**Records shown:**

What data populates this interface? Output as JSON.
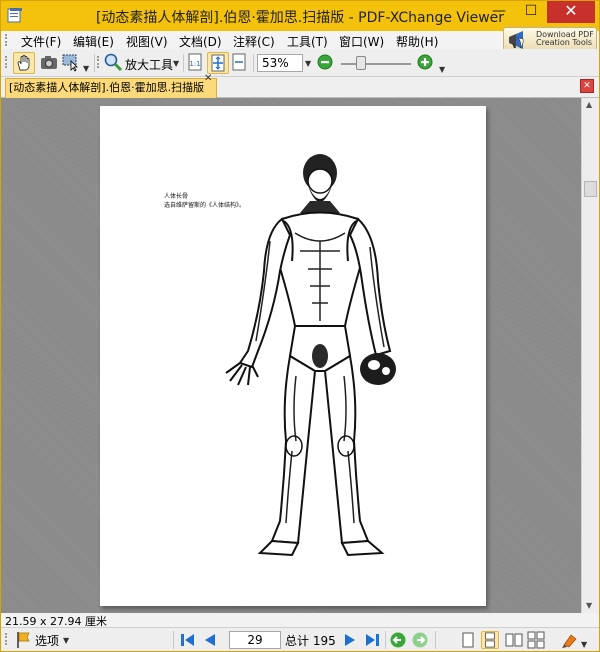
{
  "window": {
    "title": "[动态素描人体解剖].伯恩·霍加思.扫描版 - PDF-XChange Viewer",
    "minimize": "—",
    "maximize": "☐",
    "close": "✕"
  },
  "menu": {
    "items": [
      "文件(F)",
      "编辑(E)",
      "视图(V)",
      "文档(D)",
      "注释(C)",
      "工具(T)",
      "窗口(W)",
      "帮助(H)"
    ]
  },
  "promo": {
    "line1": "Download PDF",
    "line2": "Creation Tools"
  },
  "toolbar": {
    "zoom_tool_label": "放大工具",
    "zoom_value": "53%",
    "zoom_level": 0.25,
    "icons": [
      "hand-tool-icon",
      "snapshot-icon",
      "select-icon",
      "zoom-tool-icon",
      "actual-size-icon",
      "fit-page-icon",
      "fit-width-icon",
      "zoom-out-icon",
      "zoom-in-icon"
    ]
  },
  "tabs": {
    "document_tab": "[动态素描人体解剖].伯恩·霍加思.扫描版",
    "tab_close": "✕",
    "panel_close": "✕"
  },
  "page": {
    "caption_line1": "人体长骨",
    "caption_line2": "选自维萨留斯的《人体结构》。"
  },
  "status": {
    "page_size": "21.59 x 27.94 厘米"
  },
  "navigation": {
    "options_label": "选项",
    "current_page": "29",
    "total_pages": "总计 195"
  },
  "colors": {
    "title_bar": "#f4c20d",
    "close_button": "#c7302b",
    "active_tab": "#fcd97a",
    "nav_arrows": "#1e6fd0",
    "zoom_green": "#3aa63a"
  }
}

**Your instructions:** Working from the lines above, reproduce the material exactly and exclude its pictures.

**Result of the task:**
What data populates this interface? Output as JSON.
{
  "window": {
    "title": "[动态素描人体解剖].伯恩·霍加思.扫描版 - PDF-XChange Viewer",
    "minimize": "—",
    "maximize": "☐",
    "close": "✕"
  },
  "menu": {
    "items": [
      "文件(F)",
      "编辑(E)",
      "视图(V)",
      "文档(D)",
      "注释(C)",
      "工具(T)",
      "窗口(W)",
      "帮助(H)"
    ]
  },
  "promo": {
    "line1": "Download PDF",
    "line2": "Creation Tools"
  },
  "toolbar": {
    "zoom_tool_label": "放大工具",
    "zoom_value": "53%",
    "zoom_level": 0.25,
    "icons": [
      "hand-tool-icon",
      "snapshot-icon",
      "select-icon",
      "zoom-tool-icon",
      "actual-size-icon",
      "fit-page-icon",
      "fit-width-icon",
      "zoom-out-icon",
      "zoom-in-icon"
    ]
  },
  "tabs": {
    "document_tab": "[动态素描人体解剖].伯恩·霍加思.扫描版",
    "tab_close": "✕",
    "panel_close": "✕"
  },
  "page": {
    "caption_line1": "人体长骨",
    "caption_line2": "选自维萨留斯的《人体结构》。"
  },
  "status": {
    "page_size": "21.59 x 27.94 厘米"
  },
  "navigation": {
    "options_label": "选项",
    "current_page": "29",
    "total_pages": "总计 195"
  },
  "colors": {
    "title_bar": "#f4c20d",
    "close_button": "#c7302b",
    "active_tab": "#fcd97a",
    "nav_arrows": "#1e6fd0",
    "zoom_green": "#3aa63a"
  }
}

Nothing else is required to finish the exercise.